**What is required:** Are you able to retype all the records below exactly?

**Source data:**
****************

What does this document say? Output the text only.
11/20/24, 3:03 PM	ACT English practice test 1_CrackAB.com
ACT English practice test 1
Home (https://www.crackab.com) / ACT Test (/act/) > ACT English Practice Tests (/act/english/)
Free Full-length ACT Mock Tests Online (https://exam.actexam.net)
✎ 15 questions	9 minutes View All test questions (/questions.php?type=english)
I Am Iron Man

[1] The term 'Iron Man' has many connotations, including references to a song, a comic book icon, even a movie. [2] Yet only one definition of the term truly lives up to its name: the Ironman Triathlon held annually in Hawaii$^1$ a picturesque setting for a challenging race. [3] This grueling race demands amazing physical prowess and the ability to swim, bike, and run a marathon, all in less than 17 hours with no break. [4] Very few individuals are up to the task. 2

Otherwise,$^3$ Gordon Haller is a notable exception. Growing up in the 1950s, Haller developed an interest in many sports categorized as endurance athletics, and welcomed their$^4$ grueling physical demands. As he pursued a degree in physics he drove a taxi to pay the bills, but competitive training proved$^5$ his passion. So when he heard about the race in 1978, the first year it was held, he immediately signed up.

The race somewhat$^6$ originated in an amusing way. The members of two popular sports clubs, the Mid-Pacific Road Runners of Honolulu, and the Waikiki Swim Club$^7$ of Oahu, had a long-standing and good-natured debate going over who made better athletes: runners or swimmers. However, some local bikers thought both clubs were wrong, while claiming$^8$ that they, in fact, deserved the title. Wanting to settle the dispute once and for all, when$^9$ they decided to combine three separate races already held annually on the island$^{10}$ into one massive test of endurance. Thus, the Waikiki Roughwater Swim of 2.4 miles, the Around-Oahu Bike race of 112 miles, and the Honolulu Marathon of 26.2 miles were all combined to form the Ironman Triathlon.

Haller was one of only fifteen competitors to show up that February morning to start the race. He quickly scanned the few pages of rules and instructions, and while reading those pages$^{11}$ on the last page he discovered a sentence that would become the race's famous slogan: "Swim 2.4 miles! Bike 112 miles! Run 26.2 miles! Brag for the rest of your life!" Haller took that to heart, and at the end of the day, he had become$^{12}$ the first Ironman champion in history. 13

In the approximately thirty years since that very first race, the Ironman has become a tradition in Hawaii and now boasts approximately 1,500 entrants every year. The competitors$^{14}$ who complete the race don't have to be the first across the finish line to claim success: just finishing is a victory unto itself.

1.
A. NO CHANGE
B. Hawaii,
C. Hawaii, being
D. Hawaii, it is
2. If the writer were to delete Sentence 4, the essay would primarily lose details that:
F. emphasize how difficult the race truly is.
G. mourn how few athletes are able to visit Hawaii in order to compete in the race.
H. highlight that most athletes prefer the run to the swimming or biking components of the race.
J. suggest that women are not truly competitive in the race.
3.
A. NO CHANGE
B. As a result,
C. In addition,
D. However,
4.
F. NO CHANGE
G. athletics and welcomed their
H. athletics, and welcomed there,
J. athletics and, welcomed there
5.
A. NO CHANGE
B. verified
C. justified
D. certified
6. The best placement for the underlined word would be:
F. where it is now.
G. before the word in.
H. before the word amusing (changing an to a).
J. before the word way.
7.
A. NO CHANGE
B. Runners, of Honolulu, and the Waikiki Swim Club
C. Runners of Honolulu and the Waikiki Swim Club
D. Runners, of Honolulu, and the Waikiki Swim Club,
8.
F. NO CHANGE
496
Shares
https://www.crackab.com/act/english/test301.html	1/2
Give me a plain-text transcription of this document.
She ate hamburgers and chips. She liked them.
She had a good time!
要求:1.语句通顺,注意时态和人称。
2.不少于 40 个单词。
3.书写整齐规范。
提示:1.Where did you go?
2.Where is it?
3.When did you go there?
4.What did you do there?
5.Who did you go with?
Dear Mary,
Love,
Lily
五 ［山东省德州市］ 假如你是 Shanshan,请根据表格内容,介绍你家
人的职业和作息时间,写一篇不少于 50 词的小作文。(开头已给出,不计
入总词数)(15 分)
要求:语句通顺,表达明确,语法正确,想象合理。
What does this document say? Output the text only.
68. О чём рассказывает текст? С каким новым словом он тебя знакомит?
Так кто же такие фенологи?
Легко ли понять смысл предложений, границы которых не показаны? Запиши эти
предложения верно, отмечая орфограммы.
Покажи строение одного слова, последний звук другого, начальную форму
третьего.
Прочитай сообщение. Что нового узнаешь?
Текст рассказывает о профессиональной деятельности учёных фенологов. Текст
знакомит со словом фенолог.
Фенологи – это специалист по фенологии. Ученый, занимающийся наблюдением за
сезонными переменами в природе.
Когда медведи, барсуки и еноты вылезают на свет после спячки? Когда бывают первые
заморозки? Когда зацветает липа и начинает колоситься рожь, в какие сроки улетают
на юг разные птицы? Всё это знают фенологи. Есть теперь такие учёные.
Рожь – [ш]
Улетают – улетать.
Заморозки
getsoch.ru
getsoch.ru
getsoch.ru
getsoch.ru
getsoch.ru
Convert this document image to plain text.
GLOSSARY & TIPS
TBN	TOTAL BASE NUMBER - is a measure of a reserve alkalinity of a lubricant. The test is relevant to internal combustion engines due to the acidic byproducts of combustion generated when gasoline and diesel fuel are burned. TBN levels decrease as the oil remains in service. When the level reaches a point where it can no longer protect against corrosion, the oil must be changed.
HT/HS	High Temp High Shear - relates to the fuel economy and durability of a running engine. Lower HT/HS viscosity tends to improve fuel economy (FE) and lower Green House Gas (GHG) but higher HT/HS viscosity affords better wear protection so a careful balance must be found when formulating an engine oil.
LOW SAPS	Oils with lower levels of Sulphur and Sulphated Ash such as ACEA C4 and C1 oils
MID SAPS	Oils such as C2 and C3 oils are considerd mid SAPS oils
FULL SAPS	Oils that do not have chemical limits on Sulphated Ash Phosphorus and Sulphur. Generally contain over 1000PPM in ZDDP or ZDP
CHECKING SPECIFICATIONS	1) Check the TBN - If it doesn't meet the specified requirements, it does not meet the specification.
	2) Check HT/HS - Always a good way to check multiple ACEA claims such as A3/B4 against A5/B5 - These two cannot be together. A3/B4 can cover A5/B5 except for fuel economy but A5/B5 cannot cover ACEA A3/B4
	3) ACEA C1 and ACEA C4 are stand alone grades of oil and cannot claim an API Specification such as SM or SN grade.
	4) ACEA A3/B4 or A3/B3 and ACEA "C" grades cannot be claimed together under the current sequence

****************

**Response to the exercise:**
What does this document say? Output the text only.
11/20/24, 3:03 PM	ACT English practice test 1_CrackAB.com
ACT English practice test 1
Home (https://www.crackab.com) / ACT Test (/act/) > ACT English Practice Tests (/act/english/)
Free Full-length ACT Mock Tests Online (https://exam.actexam.net)
✎ 15 questions	9 minutes View All test questions (/questions.php?type=english)
I Am Iron Man

[1] The term 'Iron Man' has many connotations, including references to a song, a comic book icon, even a movie. [2] Yet only one definition of the term truly lives up to its name: the Ironman Triathlon held annually in Hawaii$^1$ a picturesque setting for a challenging race. [3] This grueling race demands amazing physical prowess and the ability to swim, bike, and run a marathon, all in less than 17 hours with no break. [4] Very few individuals are up to the task. 2

Otherwise,$^3$ Gordon Haller is a notable exception. Growing up in the 1950s, Haller developed an interest in many sports categorized as endurance athletics, and welcomed their$^4$ grueling physical demands. As he pursued a degree in physics he drove a taxi to pay the bills, but competitive training proved$^5$ his passion. So when he heard about the race in 1978, the first year it was held, he immediately signed up.

The race somewhat$^6$ originated in an amusing way. The members of two popular sports clubs, the Mid-Pacific Road Runners of Honolulu, and the Waikiki Swim Club$^7$ of Oahu, had a long-standing and good-natured debate going over who made better athletes: runners or swimmers. However, some local bikers thought both clubs were wrong, while claiming$^8$ that they, in fact, deserved the title. Wanting to settle the dispute once and for all, when$^9$ they decided to combine three separate races already held annually on the island$^{10}$ into one massive test of endurance. Thus, the Waikiki Roughwater Swim of 2.4 miles, the Around-Oahu Bike race of 112 miles, and the Honolulu Marathon of 26.2 miles were all combined to form the Ironman Triathlon.

Haller was one of only fifteen competitors to show up that February morning to start the race. He quickly scanned the few pages of rules and instructions, and while reading those pages$^{11}$ on the last page he discovered a sentence that would become the race's famous slogan: "Swim 2.4 miles! Bike 112 miles! Run 26.2 miles! Brag for the rest of your life!" Haller took that to heart, and at the end of the day, he had become$^{12}$ the first Ironman champion in history. 13

In the approximately thirty years since that very first race, the Ironman has become a tradition in Hawaii and now boasts approximately 1,500 entrants every year. The competitors$^{14}$ who complete the race don't have to be the first across the finish line to claim success: just finishing is a victory unto itself.

1.
A. NO CHANGE
B. Hawaii,
C. Hawaii, being
D. Hawaii, it is
2. If the writer were to delete Sentence 4, the essay would primarily lose details that:
F. emphasize how difficult the race truly is.
G. mourn how few athletes are able to visit Hawaii in order to compete in the race.
H. highlight that most athletes prefer the run to the swimming or biking components of the race.
J. suggest that women are not truly competitive in the race.
3.
A. NO CHANGE
B. As a result,
C. In addition,
D. However,
4.
F. NO CHANGE
G. athletics and welcomed their
H. athletics, and welcomed there,
J. athletics and, welcomed there
5.
A. NO CHANGE
B. verified
C. justified
D. certified
6. The best placement for the underlined word would be:
F. where it is now.
G. before the word in.
H. before the word amusing (changing an to a).
J. before the word way.
7.
A. NO CHANGE
B. Runners, of Honolulu, and the Waikiki Swim Club
C. Runners of Honolulu and the Waikiki Swim Club
D. Runners, of Honolulu, and the Waikiki Swim Club,
8.
F. NO CHANGE
496
Shares
https://www.crackab.com/act/english/test301.html	1/2
Give me a plain-text transcription of this document.
She ate hamburgers and chips. She liked them.
She had a good time!
要求:1.语句通顺,注意时态和人称。
2.不少于 40 个单词。
3.书写整齐规范。
提示:1.Where did you go?
2.Where is it?
3.When did you go there?
4.What did you do there?
5.Who did you go with?
Dear Mary,
Love,
Lily
五 ［山东省德州市］ 假如你是 Shanshan,请根据表格内容,介绍你家
人的职业和作息时间,写一篇不少于 50 词的小作文。(开头已给出,不计
入总词数)(15 分)
要求:语句通顺,表达明确,语法正确,想象合理。
What does this document say? Output the text only.
68. О чём рассказывает текст? С каким новым словом он тебя знакомит?
Так кто же такие фенологи?
Легко ли понять смысл предложений, границы которых не показаны? Запиши эти
предложения верно, отмечая орфограммы.
Покажи строение одного слова, последний звук другого, начальную форму
третьего.
Прочитай сообщение. Что нового узнаешь?
Текст рассказывает о профессиональной деятельности учёных фенологов. Текст
знакомит со словом фенолог.
Фенологи – это специалист по фенологии. Ученый, занимающийся наблюдением за
сезонными переменами в природе.
Когда медведи, барсуки и еноты вылезают на свет после спячки? Когда бывают первые
заморозки? Когда зацветает липа и начинает колоситься рожь, в какие сроки улетают
на юг разные птицы? Всё это знают фенологи. Есть теперь такие учёные.
Рожь – [ш]
Улетают – улетать.
Заморозки
getsoch.ru
getsoch.ru
getsoch.ru
getsoch.ru
getsoch.ru
Convert this document image to plain text.
GLOSSARY & TIPS
TBN	TOTAL BASE NUMBER - is a measure of a reserve alkalinity of a lubricant. The test is relevant to internal combustion engines due to the acidic byproducts of combustion generated when gasoline and diesel fuel are burned. TBN levels decrease as the oil remains in service. When the level reaches a point where it can no longer protect against corrosion, the oil must be changed.
HT/HS	High Temp High Shear - relates to the fuel economy and durability of a running engine. Lower HT/HS viscosity tends to improve fuel economy (FE) and lower Green House Gas (GHG) but higher HT/HS viscosity affords better wear protection so a careful balance must be found when formulating an engine oil.
LOW SAPS	Oils with lower levels of Sulphur and Sulphated Ash such as ACEA C4 and C1 oils
MID SAPS	Oils such as C2 and C3 oils are considerd mid SAPS oils
FULL SAPS	Oils that do not have chemical limits on Sulphated Ash Phosphorus and Sulphur. Generally contain over 1000PPM in ZDDP or ZDP
CHECKING SPECIFICATIONS	1) Check the TBN - If it doesn't meet the specified requirements, it does not meet the specification.
	2) Check HT/HS - Always a good way to check multiple ACEA claims such as A3/B4 against A5/B5 - These two cannot be together. A3/B4 can cover A5/B5 except for fuel economy but A5/B5 cannot cover ACEA A3/B4
	3) ACEA C1 and ACEA C4 are stand alone grades of oil and cannot claim an API Specification such as SM or SN grade.
	4) ACEA A3/B4 or A3/B3 and ACEA "C" grades cannot be claimed together under the current sequence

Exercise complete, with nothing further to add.